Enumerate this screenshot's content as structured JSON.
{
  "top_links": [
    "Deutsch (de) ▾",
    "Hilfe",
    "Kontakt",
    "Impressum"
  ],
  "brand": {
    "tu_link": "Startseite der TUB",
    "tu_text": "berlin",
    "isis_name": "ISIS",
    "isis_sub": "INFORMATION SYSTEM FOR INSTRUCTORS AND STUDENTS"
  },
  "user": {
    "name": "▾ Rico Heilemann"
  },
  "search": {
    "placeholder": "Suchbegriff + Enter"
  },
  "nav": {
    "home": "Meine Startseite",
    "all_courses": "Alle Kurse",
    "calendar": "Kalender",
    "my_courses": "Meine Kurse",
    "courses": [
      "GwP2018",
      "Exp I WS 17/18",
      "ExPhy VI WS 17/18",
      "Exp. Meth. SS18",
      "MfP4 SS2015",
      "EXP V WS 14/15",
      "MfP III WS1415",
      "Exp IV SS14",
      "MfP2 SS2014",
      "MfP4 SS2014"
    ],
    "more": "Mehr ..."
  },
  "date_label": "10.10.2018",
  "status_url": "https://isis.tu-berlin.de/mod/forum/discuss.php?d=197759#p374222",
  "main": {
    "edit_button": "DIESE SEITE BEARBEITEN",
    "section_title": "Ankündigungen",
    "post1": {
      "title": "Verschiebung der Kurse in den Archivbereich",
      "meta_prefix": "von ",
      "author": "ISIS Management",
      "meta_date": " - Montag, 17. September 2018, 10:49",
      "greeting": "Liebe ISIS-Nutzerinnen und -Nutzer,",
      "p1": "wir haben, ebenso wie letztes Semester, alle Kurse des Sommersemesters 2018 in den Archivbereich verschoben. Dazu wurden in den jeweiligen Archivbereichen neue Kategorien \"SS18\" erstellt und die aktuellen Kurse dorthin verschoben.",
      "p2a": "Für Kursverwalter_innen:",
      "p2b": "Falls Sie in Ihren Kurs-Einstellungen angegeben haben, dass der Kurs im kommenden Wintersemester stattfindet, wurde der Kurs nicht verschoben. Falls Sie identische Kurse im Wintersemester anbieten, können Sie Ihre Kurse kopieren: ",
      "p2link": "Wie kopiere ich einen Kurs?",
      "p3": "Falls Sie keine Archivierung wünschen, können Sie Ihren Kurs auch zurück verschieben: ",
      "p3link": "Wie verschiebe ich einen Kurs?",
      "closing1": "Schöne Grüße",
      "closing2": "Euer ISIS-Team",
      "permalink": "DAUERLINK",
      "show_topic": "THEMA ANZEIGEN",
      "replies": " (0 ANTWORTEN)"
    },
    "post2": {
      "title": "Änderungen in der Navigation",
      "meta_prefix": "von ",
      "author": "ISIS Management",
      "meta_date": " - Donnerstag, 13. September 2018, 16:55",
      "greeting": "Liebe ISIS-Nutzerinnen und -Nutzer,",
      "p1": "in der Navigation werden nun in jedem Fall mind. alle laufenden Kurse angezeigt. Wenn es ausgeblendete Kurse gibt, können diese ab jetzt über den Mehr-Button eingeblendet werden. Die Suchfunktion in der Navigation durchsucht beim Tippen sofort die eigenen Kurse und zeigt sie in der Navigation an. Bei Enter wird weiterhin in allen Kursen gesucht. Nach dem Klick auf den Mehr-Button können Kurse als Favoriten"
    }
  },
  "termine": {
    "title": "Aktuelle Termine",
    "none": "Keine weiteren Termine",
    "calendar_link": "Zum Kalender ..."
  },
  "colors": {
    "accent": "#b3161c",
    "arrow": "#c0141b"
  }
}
◆ ◆ ◆ ◆
Copy every line that includes the string "berlin" from the material above.

Correct response
    "tu_text": "berlin",
  "status_url": "https://isis.tu-berlin.de/mod/forum/discuss.php?d=197759#p374222",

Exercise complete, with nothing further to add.